**REQUIREMENTS:**
Set down the data below without change, skipping the pictures it holds.

---- INFORMATION PROVIDED

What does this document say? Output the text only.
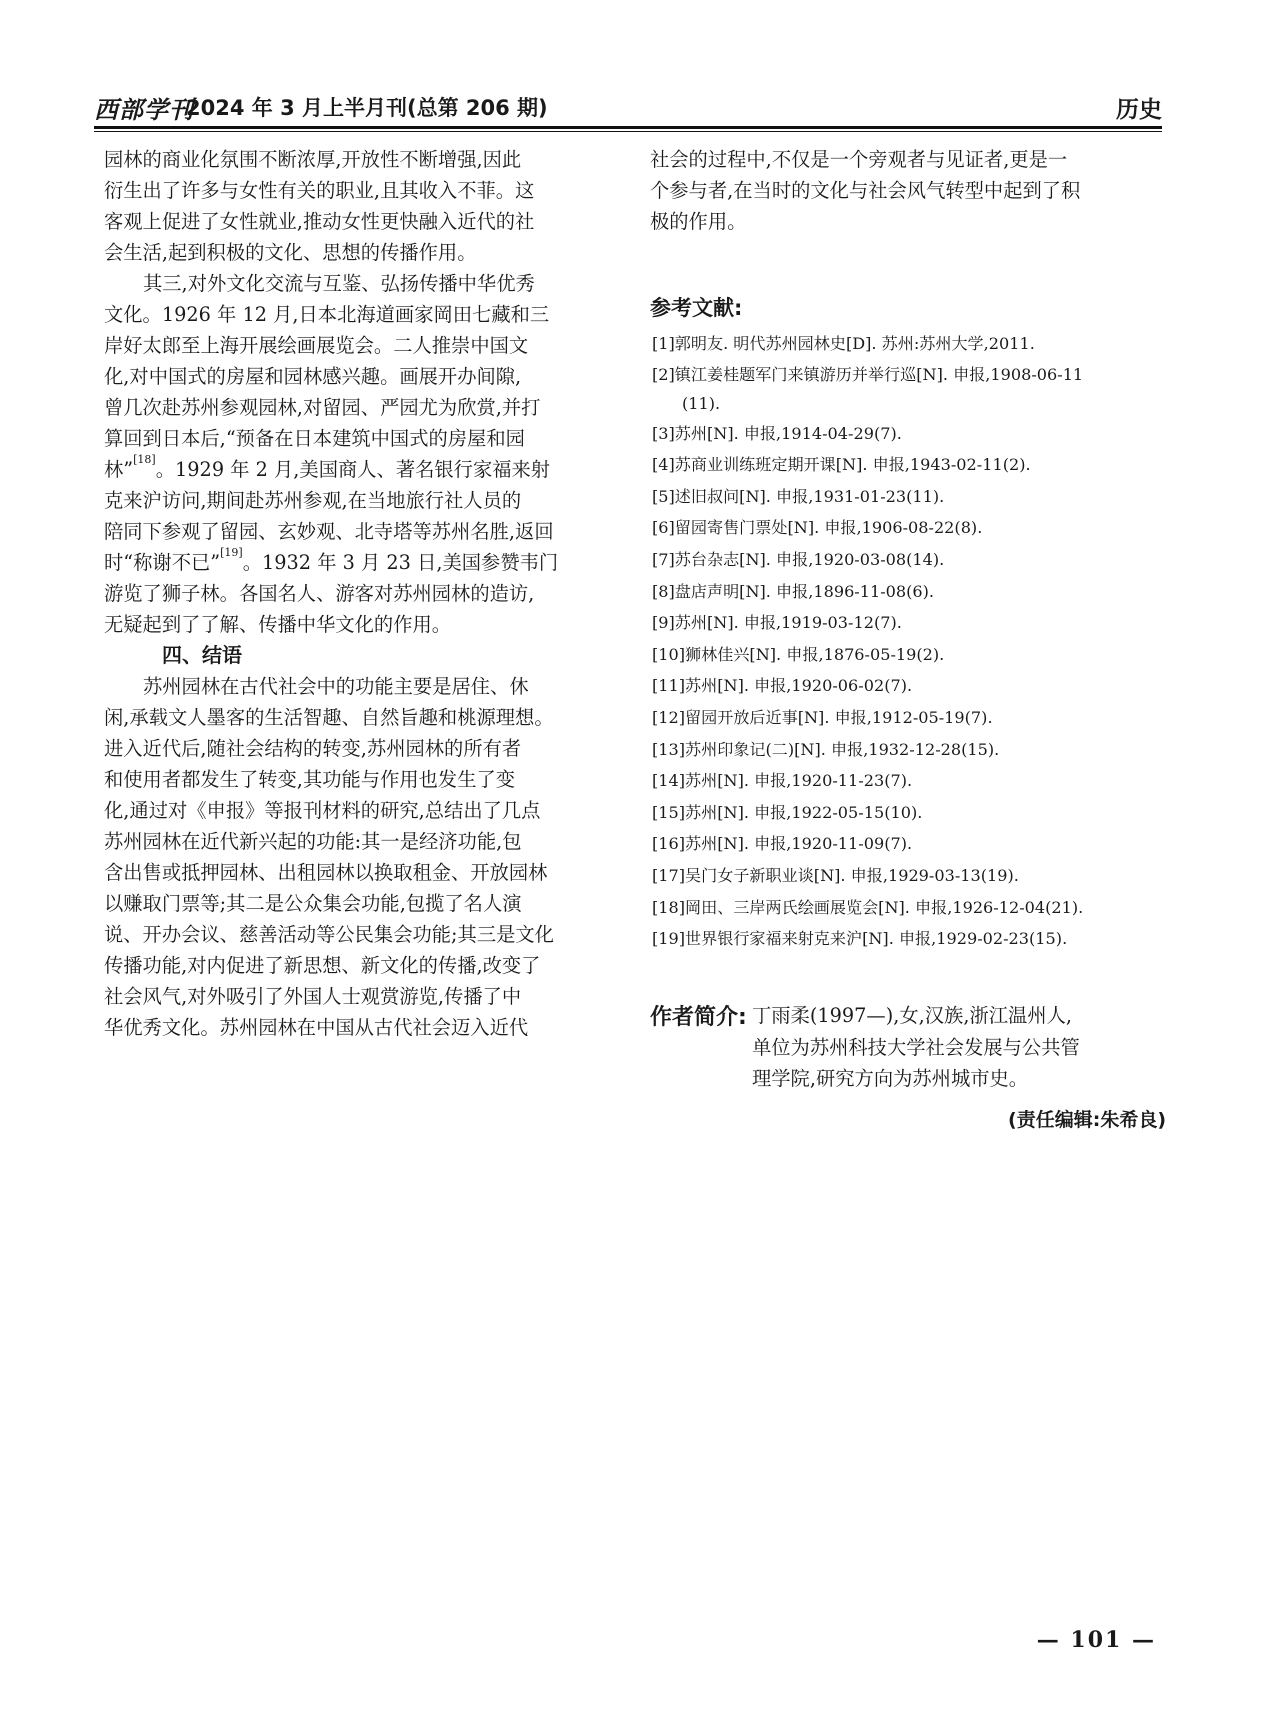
西部学刊
2024 年 3 月上半月刊(总第 206 期)	历史

园林的商业化氛围不断浓厚,开放性不断增强,因此

衍生出了许多与女性有关的职业,且其收入不菲。这

客观上促进了女性就业,推动女性更快融入近代的社

会生活,起到积极的文化、思想的传播作用。

其三,对外文化交流与互鉴、弘扬传播中华优秀

文化。1926 年 12 月,日本北海道画家岡田七藏和三

岸好太郎至上海开展绘画展览会。二人推崇中国文

化,对中国式的房屋和园林感兴趣。画展开办间隙,

曾几次赴苏州参观园林,对留园、严园尤为欣赏,并打

算回到日本后,“预备在日本建筑中国式的房屋和园

林”[18]。1929 年 2 月,美国商人、著名银行家福来射

克来沪访问,期间赴苏州参观,在当地旅行社人员的

陪同下参观了留园、玄妙观、北寺塔等苏州名胜,返回

时“称谢不已”[19]。1932 年 3 月 23 日,美国参赞韦门

游览了狮子林。各国名人、游客对苏州园林的造访,

无疑起到了了解、传播中华文化的作用。

四、结语

苏州园林在古代社会中的功能主要是居住、休

闲,承载文人墨客的生活智趣、自然旨趣和桃源理想。

进入近代后,随社会结构的转变,苏州园林的所有者

和使用者都发生了转变,其功能与作用也发生了变

化,通过对《申报》等报刊材料的研究,总结出了几点

苏州园林在近代新兴起的功能:其一是经济功能,包

含出售或抵押园林、出租园林以换取租金、开放园林

以赚取门票等;其二是公众集会功能,包揽了名人演

说、开办会议、慈善活动等公民集会功能;其三是文化

传播功能,对内促进了新思想、新文化的传播,改变了

社会风气,对外吸引了外国人士观赏游览,传播了中

华优秀文化。苏州园林在中国从古代社会迈入近代

社会的过程中,不仅是一个旁观者与见证者,更是一

个参与者,在当时的文化与社会风气转型中起到了积

极的作用。

参考文献:

[1]郭明友. 明代苏州园林史[D]. 苏州:苏州大学,2011.
[2]镇江姜桂题军门来镇游历并举行巡[N]. 申报,1908-06-11
(11).
[3]苏州[N]. 申报,1914-04-29(7).
[4]苏商业训练班定期开课[N]. 申报,1943-02-11(2).
[5]述旧叔问[N]. 申报,1931-01-23(11).
[6]留园寄售门票处[N]. 申报,1906-08-22(8).
[7]苏台杂志[N]. 申报,1920-03-08(14).
[8]盘店声明[N]. 申报,1896-11-08(6).
[9]苏州[N]. 申报,1919-03-12(7).
[10]狮林佳兴[N]. 申报,1876-05-19(2).
[11]苏州[N]. 申报,1920-06-02(7).
[12]留园开放后近事[N]. 申报,1912-05-19(7).
[13]苏州印象记(二)[N]. 申报,1932-12-28(15).
[14]苏州[N]. 申报,1920-11-23(7).
[15]苏州[N]. 申报,1922-05-15(10).
[16]苏州[N]. 申报,1920-11-09(7).
[17]吴门女子新职业谈[N]. 申报,1929-03-13(19).
[18]岡田、三岸两氏绘画展览会[N]. 申报,1926-12-04(21).
[19]世界银行家福来射克来沪[N]. 申报,1929-02-23(15).
作者简介: 丁雨柔(1997—),女,汉族,浙江温州人,
单位为苏州科技大学社会发展与公共管
理学院,研究方向为苏州城市史。

(责任编辑:朱希良)
— 101 —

--------

**RIGHT ANSWER:**
What does this document say? Output the text only.
西部学刊
2024 年 3 月上半月刊(总第 206 期)	历史

园林的商业化氛围不断浓厚,开放性不断增强,因此

衍生出了许多与女性有关的职业,且其收入不菲。这

客观上促进了女性就业,推动女性更快融入近代的社

会生活,起到积极的文化、思想的传播作用。

其三,对外文化交流与互鉴、弘扬传播中华优秀

文化。1926 年 12 月,日本北海道画家岡田七藏和三

岸好太郎至上海开展绘画展览会。二人推崇中国文

化,对中国式的房屋和园林感兴趣。画展开办间隙,

曾几次赴苏州参观园林,对留园、严园尤为欣赏,并打

算回到日本后,“预备在日本建筑中国式的房屋和园

林”[18]。1929 年 2 月,美国商人、著名银行家福来射

克来沪访问,期间赴苏州参观,在当地旅行社人员的

陪同下参观了留园、玄妙观、北寺塔等苏州名胜,返回

时“称谢不已”[19]。1932 年 3 月 23 日,美国参赞韦门

游览了狮子林。各国名人、游客对苏州园林的造访,

无疑起到了了解、传播中华文化的作用。

四、结语

苏州园林在古代社会中的功能主要是居住、休

闲,承载文人墨客的生活智趣、自然旨趣和桃源理想。

进入近代后,随社会结构的转变,苏州园林的所有者

和使用者都发生了转变,其功能与作用也发生了变

化,通过对《申报》等报刊材料的研究,总结出了几点

苏州园林在近代新兴起的功能:其一是经济功能,包

含出售或抵押园林、出租园林以换取租金、开放园林

以赚取门票等;其二是公众集会功能,包揽了名人演

说、开办会议、慈善活动等公民集会功能;其三是文化

传播功能,对内促进了新思想、新文化的传播,改变了

社会风气,对外吸引了外国人士观赏游览,传播了中

华优秀文化。苏州园林在中国从古代社会迈入近代

社会的过程中,不仅是一个旁观者与见证者,更是一

个参与者,在当时的文化与社会风气转型中起到了积

极的作用。

参考文献:

[1]郭明友. 明代苏州园林史[D]. 苏州:苏州大学,2011.
[2]镇江姜桂题军门来镇游历并举行巡[N]. 申报,1908-06-11
(11).
[3]苏州[N]. 申报,1914-04-29(7).
[4]苏商业训练班定期开课[N]. 申报,1943-02-11(2).
[5]述旧叔问[N]. 申报,1931-01-23(11).
[6]留园寄售门票处[N]. 申报,1906-08-22(8).
[7]苏台杂志[N]. 申报,1920-03-08(14).
[8]盘店声明[N]. 申报,1896-11-08(6).
[9]苏州[N]. 申报,1919-03-12(7).
[10]狮林佳兴[N]. 申报,1876-05-19(2).
[11]苏州[N]. 申报,1920-06-02(7).
[12]留园开放后近事[N]. 申报,1912-05-19(7).
[13]苏州印象记(二)[N]. 申报,1932-12-28(15).
[14]苏州[N]. 申报,1920-11-23(7).
[15]苏州[N]. 申报,1922-05-15(10).
[16]苏州[N]. 申报,1920-11-09(7).
[17]吴门女子新职业谈[N]. 申报,1929-03-13(19).
[18]岡田、三岸两氏绘画展览会[N]. 申报,1926-12-04(21).
[19]世界银行家福来射克来沪[N]. 申报,1929-02-23(15).
作者简介: 丁雨柔(1997—),女,汉族,浙江温州人,
单位为苏州科技大学社会发展与公共管
理学院,研究方向为苏州城市史。

(责任编辑:朱希良)
— 101 —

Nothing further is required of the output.